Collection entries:
· · · · · · ·
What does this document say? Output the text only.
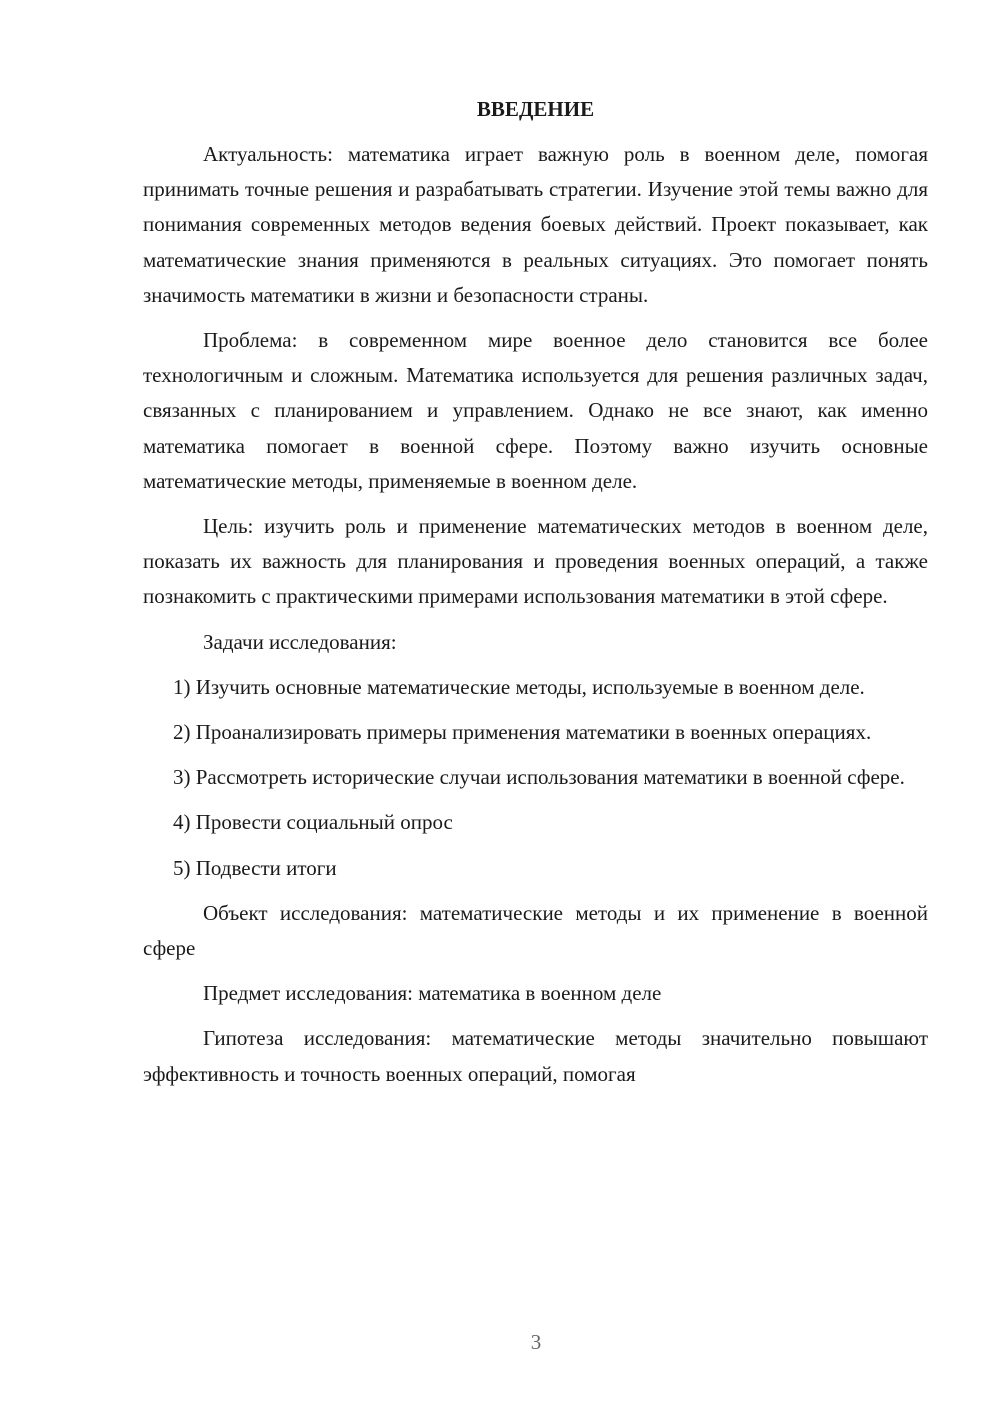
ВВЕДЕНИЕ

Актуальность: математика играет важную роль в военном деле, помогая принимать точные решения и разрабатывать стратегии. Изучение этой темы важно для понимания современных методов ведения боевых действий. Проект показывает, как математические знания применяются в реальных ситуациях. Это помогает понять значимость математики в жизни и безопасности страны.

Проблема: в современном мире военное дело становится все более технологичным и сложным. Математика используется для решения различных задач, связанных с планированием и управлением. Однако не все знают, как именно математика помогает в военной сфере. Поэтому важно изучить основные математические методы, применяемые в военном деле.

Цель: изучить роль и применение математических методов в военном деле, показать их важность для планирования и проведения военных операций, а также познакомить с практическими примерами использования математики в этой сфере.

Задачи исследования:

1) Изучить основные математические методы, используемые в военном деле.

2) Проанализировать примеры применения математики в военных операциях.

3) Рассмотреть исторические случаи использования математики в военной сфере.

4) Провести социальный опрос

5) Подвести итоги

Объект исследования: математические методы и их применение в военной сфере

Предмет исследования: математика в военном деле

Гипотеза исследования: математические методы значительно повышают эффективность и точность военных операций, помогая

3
· · · · · · ·
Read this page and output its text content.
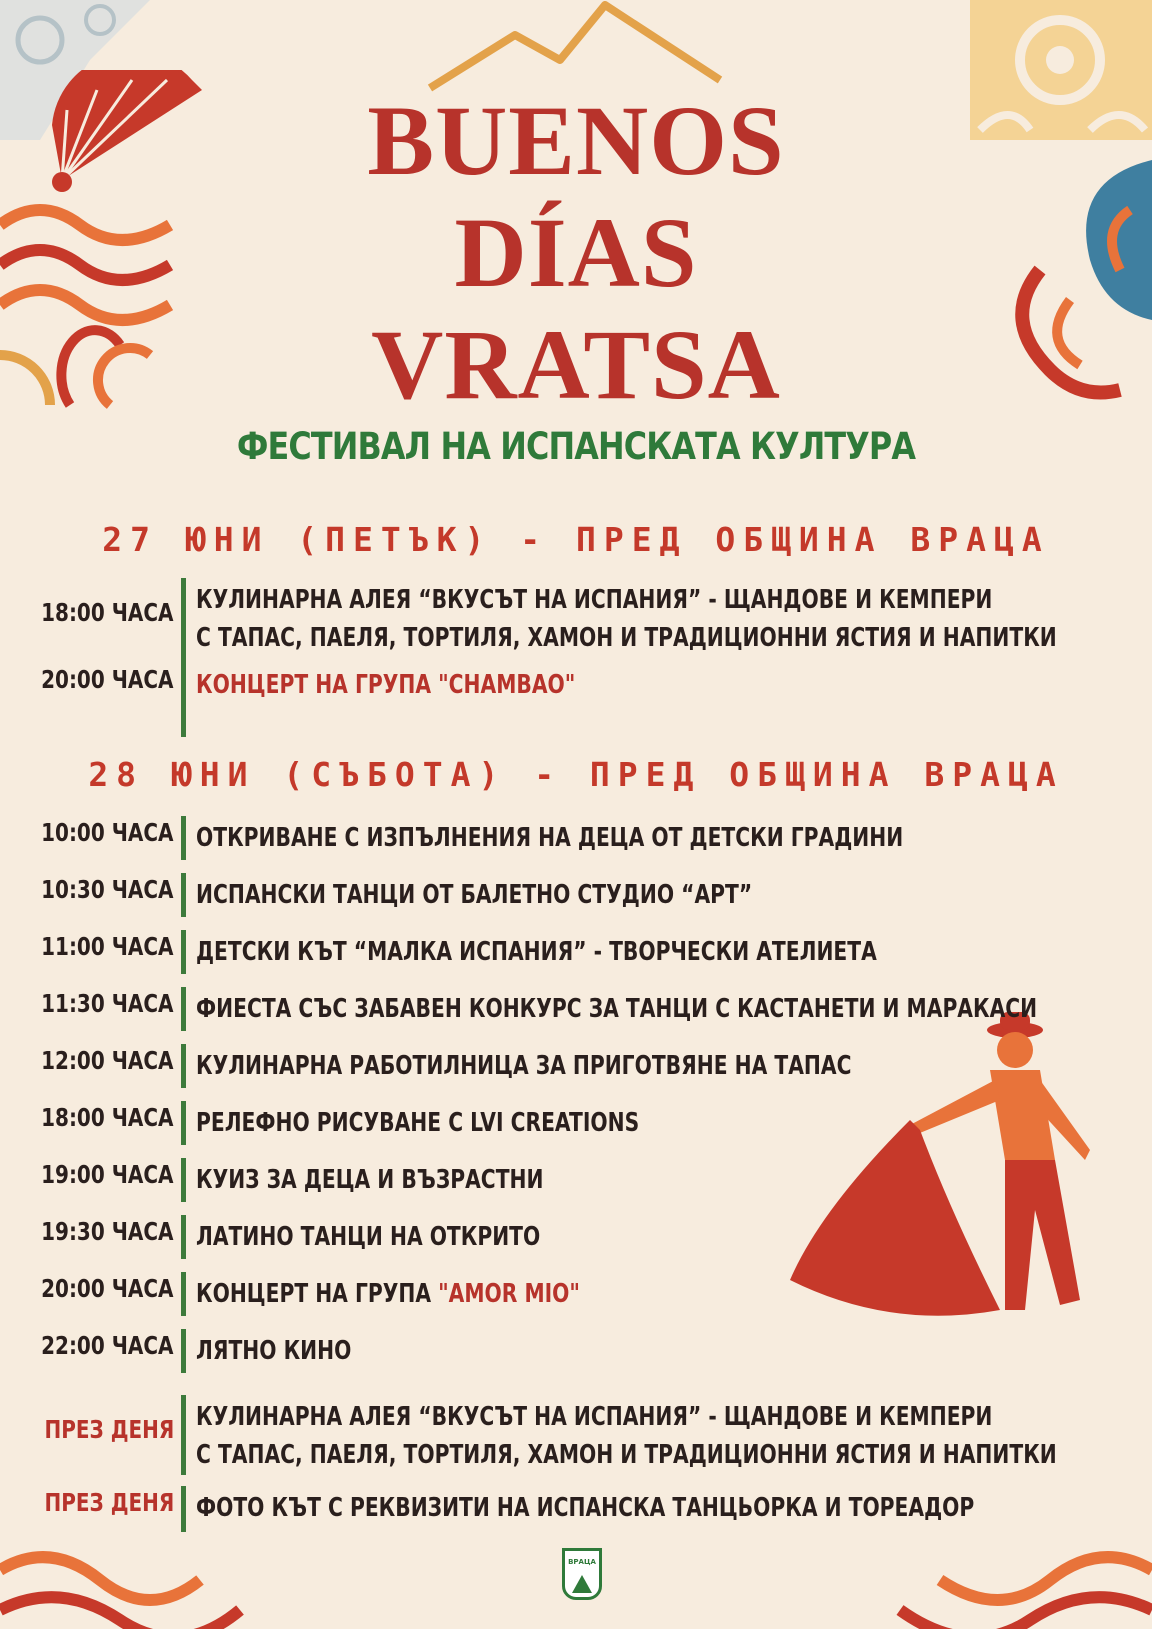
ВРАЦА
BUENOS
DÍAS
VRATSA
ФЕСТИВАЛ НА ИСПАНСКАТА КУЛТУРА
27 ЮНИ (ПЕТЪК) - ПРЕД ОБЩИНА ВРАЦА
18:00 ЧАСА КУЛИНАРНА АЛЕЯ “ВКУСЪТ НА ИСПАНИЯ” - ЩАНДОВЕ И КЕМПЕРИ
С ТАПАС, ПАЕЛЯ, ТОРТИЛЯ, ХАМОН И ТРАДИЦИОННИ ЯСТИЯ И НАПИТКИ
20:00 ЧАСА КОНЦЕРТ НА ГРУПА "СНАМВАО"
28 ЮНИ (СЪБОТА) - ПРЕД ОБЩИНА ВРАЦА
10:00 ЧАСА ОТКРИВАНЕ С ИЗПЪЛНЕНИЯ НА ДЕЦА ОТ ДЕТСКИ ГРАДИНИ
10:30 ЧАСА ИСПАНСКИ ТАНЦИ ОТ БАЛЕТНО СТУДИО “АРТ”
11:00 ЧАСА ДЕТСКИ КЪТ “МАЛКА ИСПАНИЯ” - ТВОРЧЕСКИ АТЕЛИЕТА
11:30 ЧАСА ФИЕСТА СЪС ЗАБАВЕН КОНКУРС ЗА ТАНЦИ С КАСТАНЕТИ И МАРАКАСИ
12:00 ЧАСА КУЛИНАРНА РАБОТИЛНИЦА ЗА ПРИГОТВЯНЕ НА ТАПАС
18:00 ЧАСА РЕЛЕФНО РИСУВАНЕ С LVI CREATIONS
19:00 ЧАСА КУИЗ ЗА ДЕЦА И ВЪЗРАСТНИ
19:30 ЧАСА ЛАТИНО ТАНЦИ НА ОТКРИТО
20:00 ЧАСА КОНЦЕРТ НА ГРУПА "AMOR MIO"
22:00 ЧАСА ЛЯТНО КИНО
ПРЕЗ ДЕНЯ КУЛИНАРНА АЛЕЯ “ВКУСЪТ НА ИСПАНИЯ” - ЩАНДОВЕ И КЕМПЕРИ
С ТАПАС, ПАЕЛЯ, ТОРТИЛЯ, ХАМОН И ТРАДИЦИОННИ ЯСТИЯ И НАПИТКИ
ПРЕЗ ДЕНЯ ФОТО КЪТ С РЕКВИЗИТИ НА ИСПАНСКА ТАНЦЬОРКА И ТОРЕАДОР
· · · · · · ·
Report each line in the preceding entries that holds the string "ЩАНДОВЕ".

18:00 ЧАСА КУЛИНАРНА АЛЕЯ “ВКУСЪТ НА ИСПАНИЯ” - ЩАНДОВЕ И КЕМПЕРИ
ПРЕЗ ДЕНЯ КУЛИНАРНА АЛЕЯ “ВКУСЪТ НА ИСПАНИЯ” - ЩАНДОВЕ И КЕМПЕРИ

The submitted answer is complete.